The problem
Copy out each line below exactly as it appears.

[Records that describe figures]
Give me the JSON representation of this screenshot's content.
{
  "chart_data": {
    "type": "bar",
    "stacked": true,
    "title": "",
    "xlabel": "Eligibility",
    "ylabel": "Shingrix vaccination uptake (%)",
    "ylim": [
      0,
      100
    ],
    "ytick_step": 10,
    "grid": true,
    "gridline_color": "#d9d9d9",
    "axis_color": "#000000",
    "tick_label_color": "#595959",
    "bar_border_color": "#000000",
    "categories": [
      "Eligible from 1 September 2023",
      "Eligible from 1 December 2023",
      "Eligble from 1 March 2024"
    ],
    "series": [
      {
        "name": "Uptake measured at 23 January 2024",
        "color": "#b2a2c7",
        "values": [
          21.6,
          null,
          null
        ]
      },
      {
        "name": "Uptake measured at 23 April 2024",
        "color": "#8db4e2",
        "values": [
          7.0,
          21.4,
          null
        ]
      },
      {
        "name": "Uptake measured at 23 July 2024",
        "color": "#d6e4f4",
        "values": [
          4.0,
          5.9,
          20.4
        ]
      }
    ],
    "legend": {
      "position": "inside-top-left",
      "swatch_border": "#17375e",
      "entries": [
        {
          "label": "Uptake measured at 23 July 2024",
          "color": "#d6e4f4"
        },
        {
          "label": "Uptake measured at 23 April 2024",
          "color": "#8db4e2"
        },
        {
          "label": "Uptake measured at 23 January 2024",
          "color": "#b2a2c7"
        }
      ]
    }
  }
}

Task response
Give me the JSON representation of this screenshot's content.
{
  "chart_data": {
    "type": "bar",
    "stacked": true,
    "title": "",
    "xlabel": "Eligibility",
    "ylabel": "Shingrix vaccination uptake (%)",
    "ylim": [
      0,
      100
    ],
    "ytick_step": 10,
    "grid": true,
    "gridline_color": "#d9d9d9",
    "axis_color": "#000000",
    "tick_label_color": "#595959",
    "bar_border_color": "#000000",
    "categories": [
      "Eligible from 1 September 2023",
      "Eligible from 1 December 2023",
      "Eligble from 1 March 2024"
    ],
    "series": [
      {
        "name": "Uptake measured at 23 January 2024",
        "color": "#b2a2c7",
        "values": [
          21.6,
          null,
          null
        ]
      },
      {
        "name": "Uptake measured at 23 April 2024",
        "color": "#8db4e2",
        "values": [
          7.0,
          21.4,
          null
        ]
      },
      {
        "name": "Uptake measured at 23 July 2024",
        "color": "#d6e4f4",
        "values": [
          4.0,
          5.9,
          20.4
        ]
      }
    ],
    "legend": {
      "position": "inside-top-left",
      "swatch_border": "#17375e",
      "entries": [
        {
          "label": "Uptake measured at 23 July 2024",
          "color": "#d6e4f4"
        },
        {
          "label": "Uptake measured at 23 April 2024",
          "color": "#8db4e2"
        },
        {
          "label": "Uptake measured at 23 January 2024",
          "color": "#b2a2c7"
        }
      ]
    }
  }
}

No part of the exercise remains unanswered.